§ **PROBLEM TO WORK ON**
Find and copy each line of the records where the string "EMFISIS" shows up.

= = = = = = =

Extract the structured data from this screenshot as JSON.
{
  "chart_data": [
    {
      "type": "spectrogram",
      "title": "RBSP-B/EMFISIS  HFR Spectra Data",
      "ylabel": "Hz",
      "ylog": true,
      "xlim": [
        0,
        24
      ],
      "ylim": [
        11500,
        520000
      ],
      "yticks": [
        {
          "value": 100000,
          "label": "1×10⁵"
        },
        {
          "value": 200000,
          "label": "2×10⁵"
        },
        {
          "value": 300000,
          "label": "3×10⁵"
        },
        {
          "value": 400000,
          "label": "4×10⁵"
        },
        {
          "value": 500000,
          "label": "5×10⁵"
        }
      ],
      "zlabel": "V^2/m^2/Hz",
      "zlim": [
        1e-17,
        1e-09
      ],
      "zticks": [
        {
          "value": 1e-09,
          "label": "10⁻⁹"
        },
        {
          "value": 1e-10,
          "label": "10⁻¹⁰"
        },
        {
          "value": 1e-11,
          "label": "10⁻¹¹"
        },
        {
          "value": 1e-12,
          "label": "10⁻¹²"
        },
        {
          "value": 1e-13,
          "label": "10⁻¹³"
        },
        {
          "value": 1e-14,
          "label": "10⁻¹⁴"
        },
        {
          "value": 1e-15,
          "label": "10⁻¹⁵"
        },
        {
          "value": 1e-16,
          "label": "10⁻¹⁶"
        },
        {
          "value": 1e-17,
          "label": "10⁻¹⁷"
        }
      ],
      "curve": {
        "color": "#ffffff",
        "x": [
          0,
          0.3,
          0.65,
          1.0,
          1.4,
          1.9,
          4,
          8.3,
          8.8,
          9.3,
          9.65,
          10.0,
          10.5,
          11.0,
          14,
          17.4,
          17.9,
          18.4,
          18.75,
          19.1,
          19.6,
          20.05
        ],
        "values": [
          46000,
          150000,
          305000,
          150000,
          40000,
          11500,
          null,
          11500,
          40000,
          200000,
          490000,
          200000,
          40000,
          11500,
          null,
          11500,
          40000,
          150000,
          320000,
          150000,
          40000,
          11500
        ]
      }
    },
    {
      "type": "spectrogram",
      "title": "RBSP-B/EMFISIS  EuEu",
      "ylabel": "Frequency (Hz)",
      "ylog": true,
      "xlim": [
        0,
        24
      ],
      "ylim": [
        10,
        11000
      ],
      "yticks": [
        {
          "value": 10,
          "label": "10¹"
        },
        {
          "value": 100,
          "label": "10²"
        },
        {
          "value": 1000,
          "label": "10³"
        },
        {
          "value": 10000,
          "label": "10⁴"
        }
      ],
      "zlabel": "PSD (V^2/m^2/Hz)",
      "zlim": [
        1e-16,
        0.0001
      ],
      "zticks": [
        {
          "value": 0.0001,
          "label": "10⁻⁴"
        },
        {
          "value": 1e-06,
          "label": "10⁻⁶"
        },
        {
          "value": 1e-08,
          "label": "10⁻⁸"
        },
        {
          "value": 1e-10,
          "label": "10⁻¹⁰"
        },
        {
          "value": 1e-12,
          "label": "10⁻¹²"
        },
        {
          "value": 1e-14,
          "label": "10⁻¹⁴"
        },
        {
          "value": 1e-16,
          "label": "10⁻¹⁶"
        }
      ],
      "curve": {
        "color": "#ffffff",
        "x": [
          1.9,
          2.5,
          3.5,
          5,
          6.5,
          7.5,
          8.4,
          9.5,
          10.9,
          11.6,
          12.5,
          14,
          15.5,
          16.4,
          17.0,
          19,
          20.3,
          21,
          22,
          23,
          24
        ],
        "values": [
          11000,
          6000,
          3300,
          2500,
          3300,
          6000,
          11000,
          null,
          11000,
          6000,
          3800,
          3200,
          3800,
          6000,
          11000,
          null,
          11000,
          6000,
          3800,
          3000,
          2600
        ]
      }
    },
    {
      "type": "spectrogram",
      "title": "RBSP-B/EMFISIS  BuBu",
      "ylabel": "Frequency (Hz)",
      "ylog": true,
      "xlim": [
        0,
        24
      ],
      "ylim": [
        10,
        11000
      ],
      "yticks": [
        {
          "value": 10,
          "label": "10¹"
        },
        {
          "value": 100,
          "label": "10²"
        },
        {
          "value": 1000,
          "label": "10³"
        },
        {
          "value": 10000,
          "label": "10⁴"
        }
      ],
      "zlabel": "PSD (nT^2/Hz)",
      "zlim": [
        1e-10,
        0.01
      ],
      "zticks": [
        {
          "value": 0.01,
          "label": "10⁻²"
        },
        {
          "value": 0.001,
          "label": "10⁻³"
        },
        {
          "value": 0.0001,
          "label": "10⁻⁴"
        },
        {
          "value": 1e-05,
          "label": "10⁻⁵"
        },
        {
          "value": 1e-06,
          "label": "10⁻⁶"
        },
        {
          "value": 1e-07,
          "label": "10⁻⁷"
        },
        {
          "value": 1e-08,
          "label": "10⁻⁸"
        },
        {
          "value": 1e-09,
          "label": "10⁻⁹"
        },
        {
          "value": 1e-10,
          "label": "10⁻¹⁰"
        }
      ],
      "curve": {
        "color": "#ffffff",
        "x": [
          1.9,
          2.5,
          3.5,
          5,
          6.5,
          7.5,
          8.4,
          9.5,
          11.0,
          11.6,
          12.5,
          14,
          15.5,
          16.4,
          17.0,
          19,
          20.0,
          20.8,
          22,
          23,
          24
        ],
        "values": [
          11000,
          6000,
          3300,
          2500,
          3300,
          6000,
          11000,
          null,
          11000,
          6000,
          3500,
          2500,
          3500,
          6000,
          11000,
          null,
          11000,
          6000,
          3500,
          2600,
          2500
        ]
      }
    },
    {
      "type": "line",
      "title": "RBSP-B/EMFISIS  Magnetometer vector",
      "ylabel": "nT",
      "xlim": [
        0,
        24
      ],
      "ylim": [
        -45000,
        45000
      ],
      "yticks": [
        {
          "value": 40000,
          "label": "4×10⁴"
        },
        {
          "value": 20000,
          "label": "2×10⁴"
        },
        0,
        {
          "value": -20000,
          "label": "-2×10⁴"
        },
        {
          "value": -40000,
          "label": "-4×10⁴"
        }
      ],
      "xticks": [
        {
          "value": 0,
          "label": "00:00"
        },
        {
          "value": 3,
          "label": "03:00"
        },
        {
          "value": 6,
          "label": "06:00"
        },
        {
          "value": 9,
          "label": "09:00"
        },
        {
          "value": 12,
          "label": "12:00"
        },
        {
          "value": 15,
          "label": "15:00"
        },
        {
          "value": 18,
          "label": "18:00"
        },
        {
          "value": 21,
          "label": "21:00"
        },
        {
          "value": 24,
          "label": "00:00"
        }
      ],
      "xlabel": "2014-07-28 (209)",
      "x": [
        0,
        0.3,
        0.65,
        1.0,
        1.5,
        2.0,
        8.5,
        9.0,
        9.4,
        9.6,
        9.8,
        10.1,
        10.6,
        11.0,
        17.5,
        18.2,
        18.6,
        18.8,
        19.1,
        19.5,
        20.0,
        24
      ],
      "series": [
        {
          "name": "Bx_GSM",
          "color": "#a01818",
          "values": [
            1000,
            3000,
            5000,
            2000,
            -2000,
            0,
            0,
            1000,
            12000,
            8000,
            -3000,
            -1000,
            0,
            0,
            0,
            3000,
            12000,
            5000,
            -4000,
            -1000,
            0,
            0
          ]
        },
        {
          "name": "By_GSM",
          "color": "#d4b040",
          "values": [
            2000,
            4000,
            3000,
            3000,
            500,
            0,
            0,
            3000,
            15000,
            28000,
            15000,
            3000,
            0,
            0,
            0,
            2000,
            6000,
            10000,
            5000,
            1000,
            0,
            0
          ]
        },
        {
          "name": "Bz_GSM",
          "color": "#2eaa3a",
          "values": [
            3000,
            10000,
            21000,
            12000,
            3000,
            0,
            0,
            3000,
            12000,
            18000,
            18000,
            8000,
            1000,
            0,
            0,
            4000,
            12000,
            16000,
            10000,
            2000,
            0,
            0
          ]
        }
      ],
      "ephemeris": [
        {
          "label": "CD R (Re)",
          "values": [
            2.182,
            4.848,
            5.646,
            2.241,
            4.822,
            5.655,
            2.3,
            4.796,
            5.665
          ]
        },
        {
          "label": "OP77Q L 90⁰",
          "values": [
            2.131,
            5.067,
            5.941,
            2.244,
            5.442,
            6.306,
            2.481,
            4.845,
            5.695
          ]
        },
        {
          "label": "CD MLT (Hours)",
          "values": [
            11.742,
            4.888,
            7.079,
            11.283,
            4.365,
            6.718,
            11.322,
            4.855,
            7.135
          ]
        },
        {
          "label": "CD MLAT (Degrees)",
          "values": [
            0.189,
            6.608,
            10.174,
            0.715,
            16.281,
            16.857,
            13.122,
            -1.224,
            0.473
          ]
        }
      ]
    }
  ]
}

= = = = = = =

§ **THE RESULT**
      "title": "RBSP-B/EMFISIS  HFR Spectra Data",
      "title": "RBSP-B/EMFISIS  EuEu",
      "title": "RBSP-B/EMFISIS  BuBu",
      "title": "RBSP-B/EMFISIS  Magnetometer vector",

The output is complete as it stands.